Below is a block of records; return all of them exactly, but without the images.

*** Data shown

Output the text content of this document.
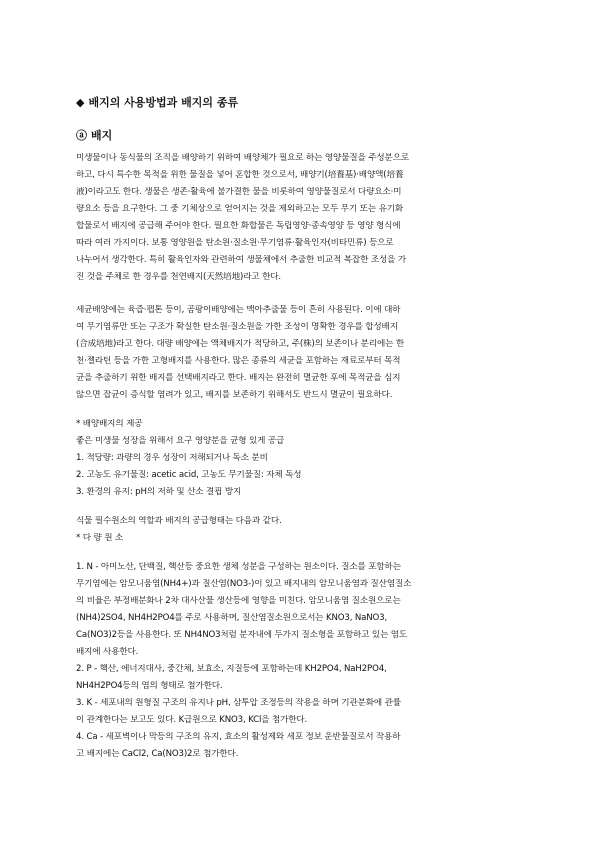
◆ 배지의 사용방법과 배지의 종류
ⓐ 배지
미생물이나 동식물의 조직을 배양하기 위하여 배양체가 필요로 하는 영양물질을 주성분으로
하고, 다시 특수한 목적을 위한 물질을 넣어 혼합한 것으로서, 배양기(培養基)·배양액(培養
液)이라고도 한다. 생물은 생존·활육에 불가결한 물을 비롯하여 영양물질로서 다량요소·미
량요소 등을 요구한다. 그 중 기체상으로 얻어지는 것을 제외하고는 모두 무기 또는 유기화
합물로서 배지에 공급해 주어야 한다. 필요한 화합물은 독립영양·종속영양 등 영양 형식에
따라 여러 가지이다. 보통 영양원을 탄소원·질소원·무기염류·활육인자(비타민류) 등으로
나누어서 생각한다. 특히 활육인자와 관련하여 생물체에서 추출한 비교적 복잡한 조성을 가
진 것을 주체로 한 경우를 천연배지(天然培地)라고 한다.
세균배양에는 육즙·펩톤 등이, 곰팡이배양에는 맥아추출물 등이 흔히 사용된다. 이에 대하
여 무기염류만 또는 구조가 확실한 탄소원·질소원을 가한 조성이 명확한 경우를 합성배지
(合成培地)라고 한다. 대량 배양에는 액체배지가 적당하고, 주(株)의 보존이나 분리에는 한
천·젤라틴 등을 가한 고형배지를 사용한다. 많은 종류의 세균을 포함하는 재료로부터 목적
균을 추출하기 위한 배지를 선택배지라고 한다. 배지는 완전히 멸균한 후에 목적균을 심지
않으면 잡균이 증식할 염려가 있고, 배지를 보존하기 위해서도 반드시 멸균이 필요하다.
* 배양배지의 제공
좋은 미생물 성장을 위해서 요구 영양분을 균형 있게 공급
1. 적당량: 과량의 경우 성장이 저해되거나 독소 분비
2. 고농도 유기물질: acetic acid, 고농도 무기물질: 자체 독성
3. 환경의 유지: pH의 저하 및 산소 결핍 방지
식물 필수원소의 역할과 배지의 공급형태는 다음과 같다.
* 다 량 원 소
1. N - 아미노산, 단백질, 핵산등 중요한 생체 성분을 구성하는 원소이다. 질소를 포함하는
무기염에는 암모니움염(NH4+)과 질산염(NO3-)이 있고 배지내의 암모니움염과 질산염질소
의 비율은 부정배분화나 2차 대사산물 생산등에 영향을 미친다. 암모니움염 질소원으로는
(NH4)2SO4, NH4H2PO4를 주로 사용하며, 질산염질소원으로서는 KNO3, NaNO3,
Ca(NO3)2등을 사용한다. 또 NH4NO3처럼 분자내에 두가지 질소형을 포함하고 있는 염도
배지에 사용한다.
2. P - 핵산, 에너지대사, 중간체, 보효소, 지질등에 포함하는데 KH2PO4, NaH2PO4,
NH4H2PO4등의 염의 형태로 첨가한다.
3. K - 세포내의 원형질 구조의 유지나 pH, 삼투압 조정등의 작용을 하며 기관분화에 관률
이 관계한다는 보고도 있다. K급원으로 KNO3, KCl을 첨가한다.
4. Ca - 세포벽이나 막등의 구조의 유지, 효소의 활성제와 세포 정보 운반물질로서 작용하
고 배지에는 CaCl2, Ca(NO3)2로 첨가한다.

******

[Full solution]
Output the text content of this document.
◆ 배지의 사용방법과 배지의 종류
ⓐ 배지
미생물이나 동식물의 조직을 배양하기 위하여 배양체가 필요로 하는 영양물질을 주성분으로
하고, 다시 특수한 목적을 위한 물질을 넣어 혼합한 것으로서, 배양기(培養基)·배양액(培養
液)이라고도 한다. 생물은 생존·활육에 불가결한 물을 비롯하여 영양물질로서 다량요소·미
량요소 등을 요구한다. 그 중 기체상으로 얻어지는 것을 제외하고는 모두 무기 또는 유기화
합물로서 배지에 공급해 주어야 한다. 필요한 화합물은 독립영양·종속영양 등 영양 형식에
따라 여러 가지이다. 보통 영양원을 탄소원·질소원·무기염류·활육인자(비타민류) 등으로
나누어서 생각한다. 특히 활육인자와 관련하여 생물체에서 추출한 비교적 복잡한 조성을 가
진 것을 주체로 한 경우를 천연배지(天然培地)라고 한다.
세균배양에는 육즙·펩톤 등이, 곰팡이배양에는 맥아추출물 등이 흔히 사용된다. 이에 대하
여 무기염류만 또는 구조가 확실한 탄소원·질소원을 가한 조성이 명확한 경우를 합성배지
(合成培地)라고 한다. 대량 배양에는 액체배지가 적당하고, 주(株)의 보존이나 분리에는 한
천·젤라틴 등을 가한 고형배지를 사용한다. 많은 종류의 세균을 포함하는 재료로부터 목적
균을 추출하기 위한 배지를 선택배지라고 한다. 배지는 완전히 멸균한 후에 목적균을 심지
않으면 잡균이 증식할 염려가 있고, 배지를 보존하기 위해서도 반드시 멸균이 필요하다.
* 배양배지의 제공
좋은 미생물 성장을 위해서 요구 영양분을 균형 있게 공급
1. 적당량: 과량의 경우 성장이 저해되거나 독소 분비
2. 고농도 유기물질: acetic acid, 고농도 무기물질: 자체 독성
3. 환경의 유지: pH의 저하 및 산소 결핍 방지
식물 필수원소의 역할과 배지의 공급형태는 다음과 같다.
* 다 량 원 소
1. N - 아미노산, 단백질, 핵산등 중요한 생체 성분을 구성하는 원소이다. 질소를 포함하는
무기염에는 암모니움염(NH4+)과 질산염(NO3-)이 있고 배지내의 암모니움염과 질산염질소
의 비율은 부정배분화나 2차 대사산물 생산등에 영향을 미친다. 암모니움염 질소원으로는
(NH4)2SO4, NH4H2PO4를 주로 사용하며, 질산염질소원으로서는 KNO3, NaNO3,
Ca(NO3)2등을 사용한다. 또 NH4NO3처럼 분자내에 두가지 질소형을 포함하고 있는 염도
배지에 사용한다.
2. P - 핵산, 에너지대사, 중간체, 보효소, 지질등에 포함하는데 KH2PO4, NaH2PO4,
NH4H2PO4등의 염의 형태로 첨가한다.
3. K - 세포내의 원형질 구조의 유지나 pH, 삼투압 조정등의 작용을 하며 기관분화에 관률
이 관계한다는 보고도 있다. K급원으로 KNO3, KCl을 첨가한다.
4. Ca - 세포벽이나 막등의 구조의 유지, 효소의 활성제와 세포 정보 운반물질로서 작용하
고 배지에는 CaCl2, Ca(NO3)2로 첨가한다.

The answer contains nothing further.